**Instructions to follow:**
The entries that follow should come back exactly, with no pictures among them.

Data provided below:

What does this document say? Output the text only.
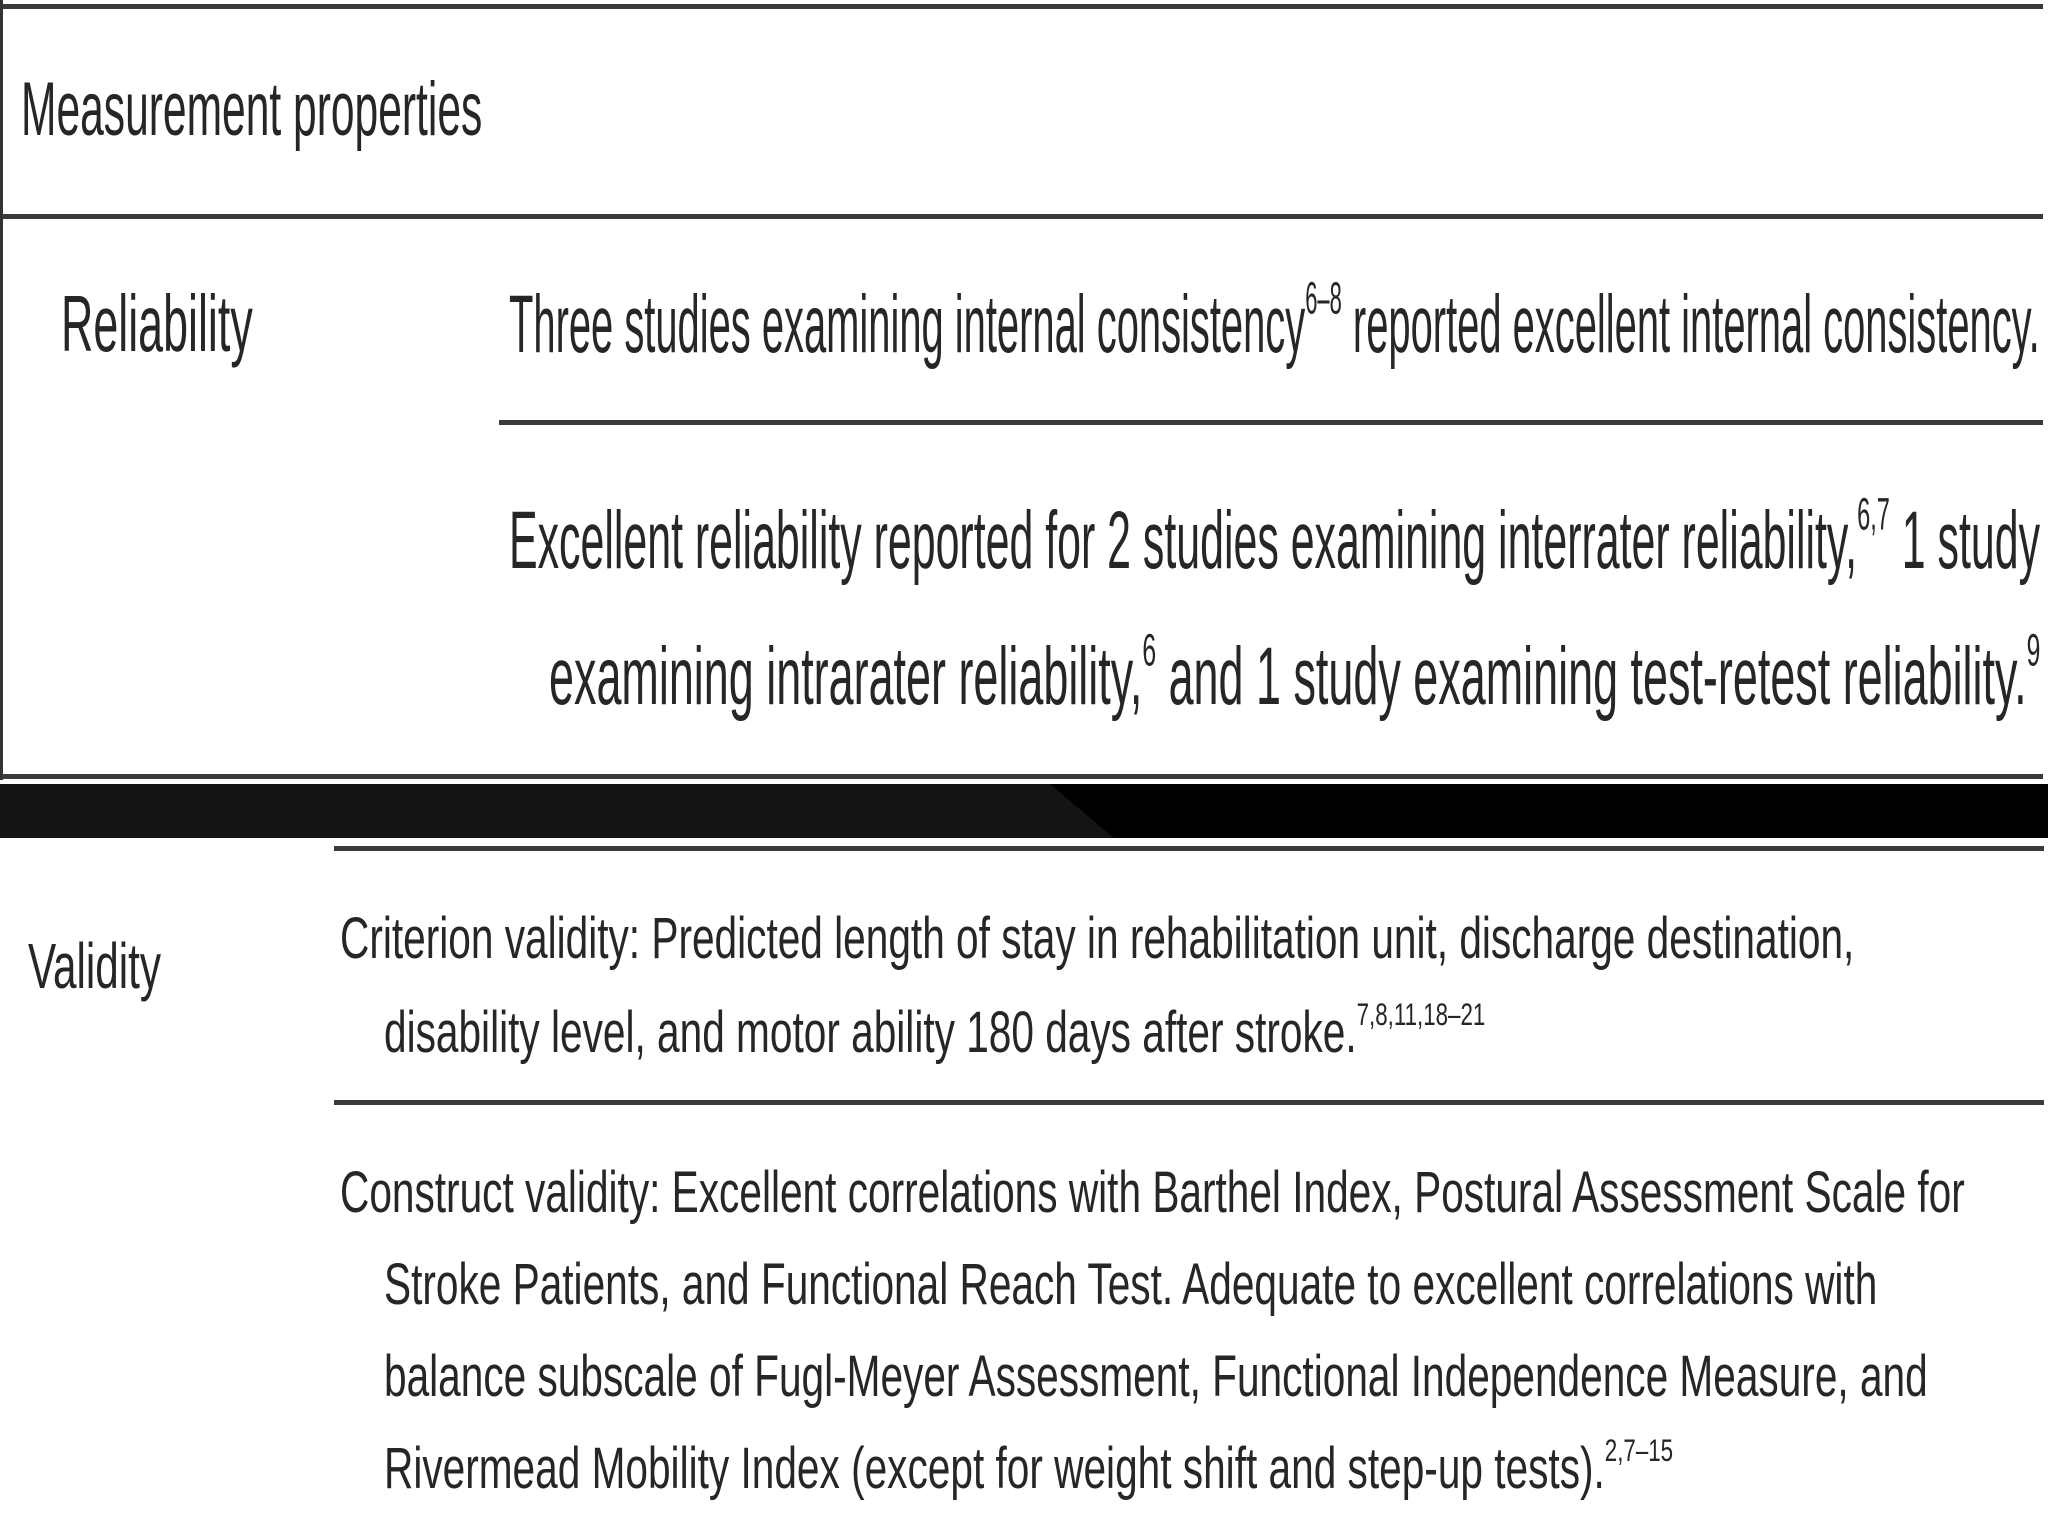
Measurement properties
Reliability	Three studies examining internal consistency$^{6-8}$ reported excellent internal consistency.
Excellent reliability reported for 2 studies examining interrater reliability,$^{6,7}$ 1 study
examining intrarater reliability,$^6$ and 1 study examining test-retest reliability.$^9$
Validity	Criterion validity: Predicted length of stay in rehabilitation unit, discharge destination,
disability level, and motor ability 180 days after stroke.$^{7,8,11,18-21}$
Construct validity: Excellent correlations with Barthel Index, Postural Assessment Scale for
Stroke Patients, and Functional Reach Test. Adequate to excellent correlations with
balance subscale of Fugl-Meyer Assessment, Functional Independence Measure, and
Rivermead Mobility Index (except for weight shift and step-up tests).$^{2,7-15}$
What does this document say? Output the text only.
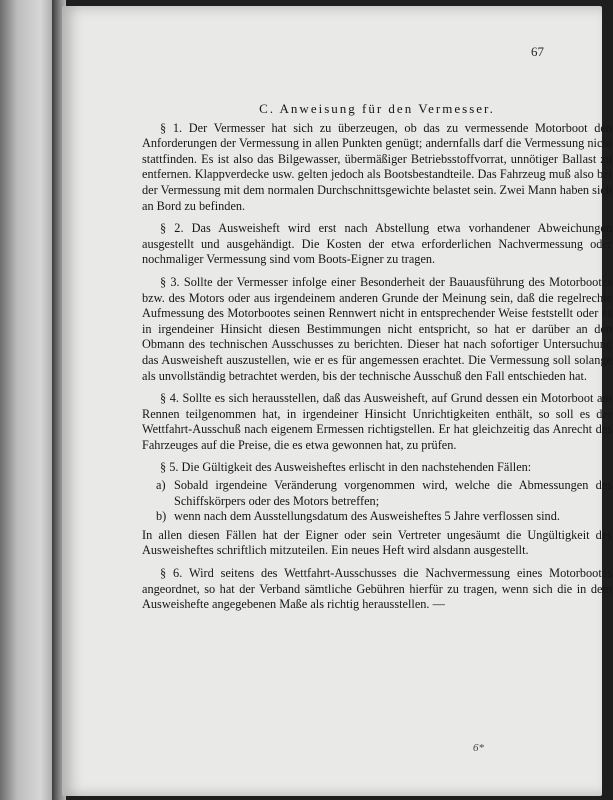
67

C. Anweisung für den Vermesser.

§ 1. Der Vermesser hat sich zu überzeugen, ob das zu vermessende Motorboot den Anforderungen der Vermessung in allen Punkten genügt; andernfalls darf die Vermessung nicht stattfinden. Es ist also das Bilgewasser, übermäßiger Betriebsstoffvorrat, unnötiger Ballast zu entfernen. Klappverdecke usw. gelten jedoch als Bootsbestandteile. Das Fahrzeug muß also bei der Vermessung mit dem normalen Durchschnittsgewichte belastet sein. Zwei Mann haben sich an Bord zu befinden.

§ 2. Das Ausweisheft wird erst nach Abstellung etwa vorhandener Abweichungen ausgestellt und ausgehändigt. Die Kosten der etwa erforderlichen Nachvermessung oder nochmaliger Vermessung sind vom Boots-Eigner zu tragen.

§ 3. Sollte der Vermesser infolge einer Besonderheit der Bauausführung des Motorbootes bzw. des Motors oder aus irgendeinem anderen Grunde der Meinung sein, daß die regelrechte Aufmessung des Motorbootes seinen Rennwert nicht in entsprechender Weise feststellt oder es in irgendeiner Hinsicht diesen Bestimmungen nicht entspricht, so hat er darüber an den Obmann des technischen Ausschusses zu berichten. Dieser hat nach sofortiger Untersuchung das Ausweisheft auszustellen, wie er es für angemessen erachtet. Die Vermessung soll solange als unvollständig betrachtet werden, bis der technische Ausschuß den Fall entschieden hat.

§ 4. Sollte es sich herausstellen, daß das Ausweisheft, auf Grund dessen ein Motorboot am Rennen teilgenommen hat, in irgendeiner Hinsicht Unrichtigkeiten enthält, so soll es der Wettfahrt-Ausschuß nach eigenem Ermessen richtigstellen. Er hat gleichzeitig das Anrecht des Fahrzeuges auf die Preise, die es etwa gewonnen hat, zu prüfen.

§ 5. Die Gültigkeit des Ausweisheftes erlischt in den nachstehenden Fällen:

a) Sobald irgendeine Veränderung vorgenommen wird, welche die Abmessungen des Schiffskörpers oder des Motors betreffen;
b) wenn nach dem Ausstellungsdatum des Ausweisheftes 5 Jahre verflossen sind.

In allen diesen Fällen hat der Eigner oder sein Vertreter ungesäumt die Ungültigkeit des Ausweisheftes schriftlich mitzuteilen. Ein neues Heft wird alsdann ausgestellt.

§ 6. Wird seitens des Wettfahrt-Ausschusses die Nachvermessung eines Motorbootes angeordnet, so hat der Verband sämtliche Gebühren hierfür zu tragen, wenn sich die in dem Ausweishefte angegebenen Maße als richtig herausstellen. —

6*
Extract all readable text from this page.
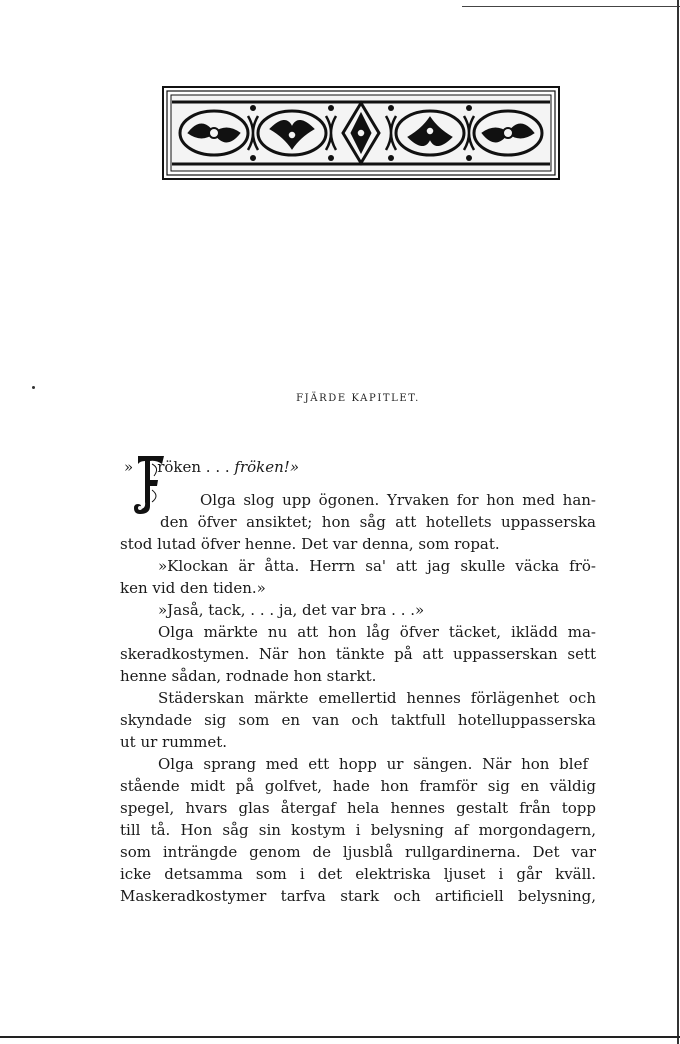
FJÄRDE KAPITLET.
» röken . . . fröken!»
Olga slog upp ögonen. Yrvaken for hon med han-
den öfver ansiktet; hon såg att hotellets uppasserska
stod lutad öfver henne. Det var denna, som ropat.
»Klockan är åtta. Herrn sa' att jag skulle väcka frö-
ken vid den tiden.»
»Jaså, tack, . . . ja, det var bra . . .»
Olga märkte nu att hon låg öfver täcket, iklädd ma-
skeradkostymen. När hon tänkte på att uppasserskan sett
henne sådan, rodnade hon starkt.
Städerskan märkte emellertid hennes förlägenhet och
skyndade sig som en van och taktfull hotelluppasserska
ut ur rummet.
Olga sprang med ett hopp ur sängen. När hon blef
stående midt på golfvet, hade hon framför sig en väldig
spegel, hvars glas återgaf hela hennes gestalt från topp
till tå. Hon såg sin kostym i belysning af morgondagern,
som inträngde genom de ljusblå rullgardinerna. Det var
icke detsamma som i det elektriska ljuset i går kväll.
Maskeradkostymer tarfva stark och artificiell belysning,
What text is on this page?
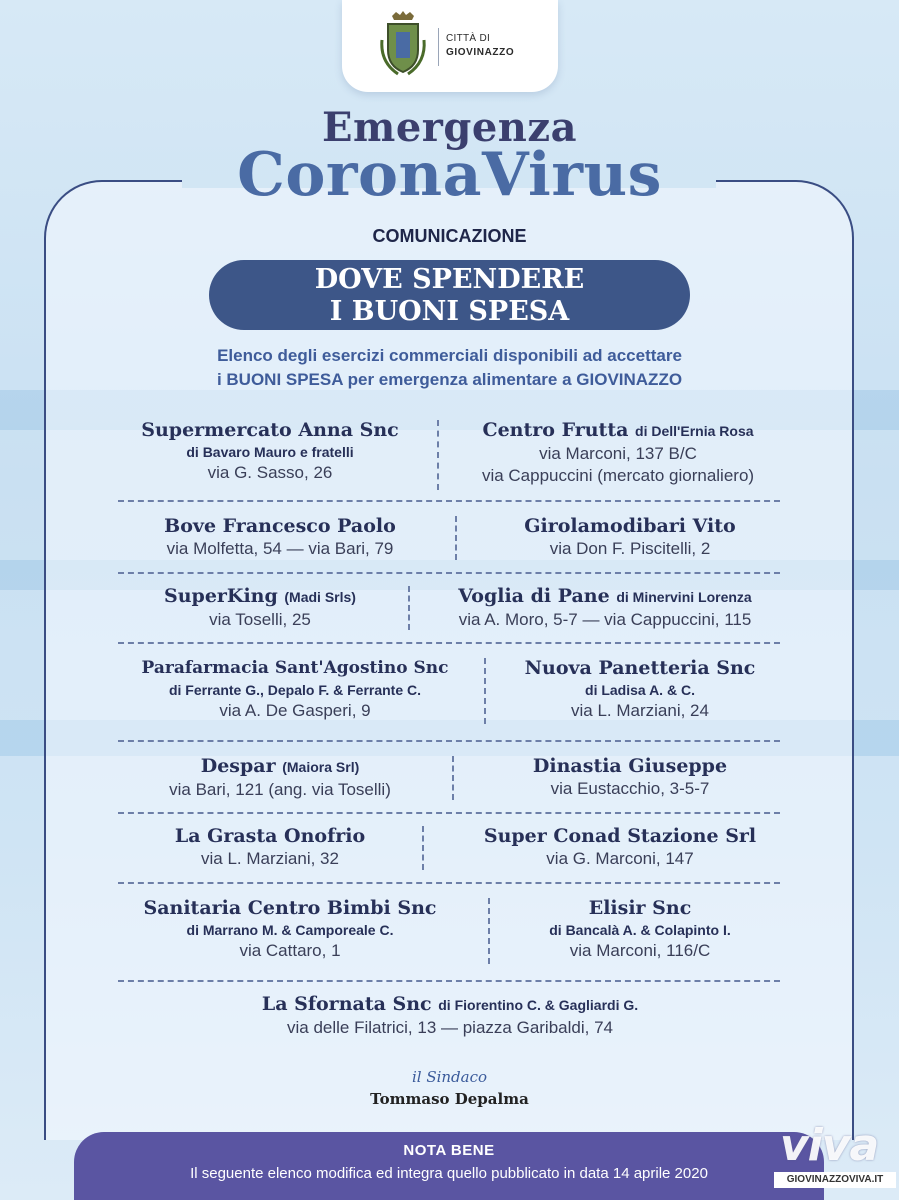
CITTÀ DI
GIOVINAZZO
Emergenza
CoronaVirus
COMUNICAZIONE
DOVE SPENDERE
I BUONI SPESA
Elenco degli esercizi commerciali disponibili ad accettare
i BUONI SPESA per emergenza alimentare a GIOVINAZZO
Supermercato Anna Snc
di Bavaro Mauro e fratelli
via G. Sasso, 26
Centro Frutta di Dell'Ernia Rosa
via Marconi, 137 B/C
via Cappuccini (mercato giornaliero)
Bove Francesco Paolo
via Molfetta, 54 — via Bari, 79
Girolamodibari Vito
via Don F. Piscitelli, 2
SuperKing (Madi Srls)
via Toselli, 25
Voglia di Pane di Minervini Lorenza
via A. Moro, 5-7 — via Cappuccini, 115
Parafarmacia Sant'Agostino Snc
di Ferrante G., Depalo F. & Ferrante C.
via A. De Gasperi, 9
Nuova Panetteria Snc
di Ladisa A. & C.
via L. Marziani, 24
Despar (Maiora Srl)
via Bari, 121 (ang. via Toselli)
Dinastia Giuseppe
via Eustacchio, 3-5-7
La Grasta Onofrio
via L. Marziani, 32
Super Conad Stazione Srl
via G. Marconi, 147
Sanitaria Centro Bimbi Snc
di Marrano M. & Camporeale C.
via Cattaro, 1
Elisir Snc
di Bancalà A. & Colapinto I.
via Marconi, 116/C
La Sfornata Snc di Fiorentino C. & Gagliardi G.
via delle Filatrici, 13 — piazza Garibaldi, 74
il Sindaco
Tommaso Depalma
NOTA BENE
Il seguente elenco modifica ed integra quello pubblicato in data 14 aprile 2020
viva
GIOVINAZZOVIVA.IT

End of Data provided.

**Exercise result:**
What does this document say? Output the text only.
Measurement properties
Reliability	Three studies examining internal consistency$^{6-8}$ reported excellent internal consistency.
Excellent reliability reported for 2 studies examining interrater reliability,$^{6,7}$ 1 study
examining intrarater reliability,$^6$ and 1 study examining test-retest reliability.$^9$
Validity	Criterion validity: Predicted length of stay in rehabilitation unit, discharge destination,
disability level, and motor ability 180 days after stroke.$^{7,8,11,18-21}$
Construct validity: Excellent correlations with Barthel Index, Postural Assessment Scale for
Stroke Patients, and Functional Reach Test. Adequate to excellent correlations with
balance subscale of Fugl-Meyer Assessment, Functional Independence Measure, and
Rivermead Mobility Index (except for weight shift and step-up tests).$^{2,7-15}$
What does this document say? Output the text only.
67

C. Anweisung für den Vermesser.

§ 1. Der Vermesser hat sich zu überzeugen, ob das zu vermessende Motorboot den Anforderungen der Vermessung in allen Punkten genügt; andernfalls darf die Vermessung nicht stattfinden. Es ist also das Bilgewasser, übermäßiger Betriebsstoffvorrat, unnötiger Ballast zu entfernen. Klappverdecke usw. gelten jedoch als Bootsbestandteile. Das Fahrzeug muß also bei der Vermessung mit dem normalen Durchschnittsgewichte belastet sein. Zwei Mann haben sich an Bord zu befinden.

§ 2. Das Ausweisheft wird erst nach Abstellung etwa vorhandener Abweichungen ausgestellt und ausgehändigt. Die Kosten der etwa erforderlichen Nachvermessung oder nochmaliger Vermessung sind vom Boots-Eigner zu tragen.

§ 3. Sollte der Vermesser infolge einer Besonderheit der Bauausführung des Motorbootes bzw. des Motors oder aus irgendeinem anderen Grunde der Meinung sein, daß die regelrechte Aufmessung des Motorbootes seinen Rennwert nicht in entsprechender Weise feststellt oder es in irgendeiner Hinsicht diesen Bestimmungen nicht entspricht, so hat er darüber an den Obmann des technischen Ausschusses zu berichten. Dieser hat nach sofortiger Untersuchung das Ausweisheft auszustellen, wie er es für angemessen erachtet. Die Vermessung soll solange als unvollständig betrachtet werden, bis der technische Ausschuß den Fall entschieden hat.

§ 4. Sollte es sich herausstellen, daß das Ausweisheft, auf Grund dessen ein Motorboot am Rennen teilgenommen hat, in irgendeiner Hinsicht Unrichtigkeiten enthält, so soll es der Wettfahrt-Ausschuß nach eigenem Ermessen richtigstellen. Er hat gleichzeitig das Anrecht des Fahrzeuges auf die Preise, die es etwa gewonnen hat, zu prüfen.

§ 5. Die Gültigkeit des Ausweisheftes erlischt in den nachstehenden Fällen:

a) Sobald irgendeine Veränderung vorgenommen wird, welche die Abmessungen des Schiffskörpers oder des Motors betreffen;
b) wenn nach dem Ausstellungsdatum des Ausweisheftes 5 Jahre verflossen sind.

In allen diesen Fällen hat der Eigner oder sein Vertreter ungesäumt die Ungültigkeit des Ausweisheftes schriftlich mitzuteilen. Ein neues Heft wird alsdann ausgestellt.

§ 6. Wird seitens des Wettfahrt-Ausschusses die Nachvermessung eines Motorbootes angeordnet, so hat der Verband sämtliche Gebühren hierfür zu tragen, wenn sich die in dem Ausweishefte angegebenen Maße als richtig herausstellen. —

6*
Extract all readable text from this page.
FJÄRDE KAPITLET.
» röken . . . fröken!»
Olga slog upp ögonen. Yrvaken for hon med han-
den öfver ansiktet; hon såg att hotellets uppasserska
stod lutad öfver henne. Det var denna, som ropat.
»Klockan är åtta. Herrn sa' att jag skulle väcka frö-
ken vid den tiden.»
»Jaså, tack, . . . ja, det var bra . . .»
Olga märkte nu att hon låg öfver täcket, iklädd ma-
skeradkostymen. När hon tänkte på att uppasserskan sett
henne sådan, rodnade hon starkt.
Städerskan märkte emellertid hennes förlägenhet och
skyndade sig som en van och taktfull hotelluppasserska
ut ur rummet.
Olga sprang med ett hopp ur sängen. När hon blef
stående midt på golfvet, hade hon framför sig en väldig
spegel, hvars glas återgaf hela hennes gestalt från topp
till tå. Hon såg sin kostym i belysning af morgondagern,
som inträngde genom de ljusblå rullgardinerna. Det var
icke detsamma som i det elektriska ljuset i går kväll.
Maskeradkostymer tarfva stark och artificiell belysning,
What text is on this page?
CITTÀ DI
GIOVINAZZO
Emergenza
CoronaVirus
COMUNICAZIONE
DOVE SPENDERE
I BUONI SPESA
Elenco degli esercizi commerciali disponibili ad accettare
i BUONI SPESA per emergenza alimentare a GIOVINAZZO
Supermercato Anna Snc
di Bavaro Mauro e fratelli
via G. Sasso, 26
Centro Frutta di Dell'Ernia Rosa
via Marconi, 137 B/C
via Cappuccini (mercato giornaliero)
Bove Francesco Paolo
via Molfetta, 54 — via Bari, 79
Girolamodibari Vito
via Don F. Piscitelli, 2
SuperKing (Madi Srls)
via Toselli, 25
Voglia di Pane di Minervini Lorenza
via A. Moro, 5-7 — via Cappuccini, 115
Parafarmacia Sant'Agostino Snc
di Ferrante G., Depalo F. & Ferrante C.
via A. De Gasperi, 9
Nuova Panetteria Snc
di Ladisa A. & C.
via L. Marziani, 24
Despar (Maiora Srl)
via Bari, 121 (ang. via Toselli)
Dinastia Giuseppe
via Eustacchio, 3-5-7
La Grasta Onofrio
via L. Marziani, 32
Super Conad Stazione Srl
via G. Marconi, 147
Sanitaria Centro Bimbi Snc
di Marrano M. & Camporeale C.
via Cattaro, 1
Elisir Snc
di Bancalà A. & Colapinto I.
via Marconi, 116/C
La Sfornata Snc di Fiorentino C. & Gagliardi G.
via delle Filatrici, 13 — piazza Garibaldi, 74
il Sindaco
Tommaso Depalma
NOTA BENE
Il seguente elenco modifica ed integra quello pubblicato in data 14 aprile 2020
viva
GIOVINAZZOVIVA.IT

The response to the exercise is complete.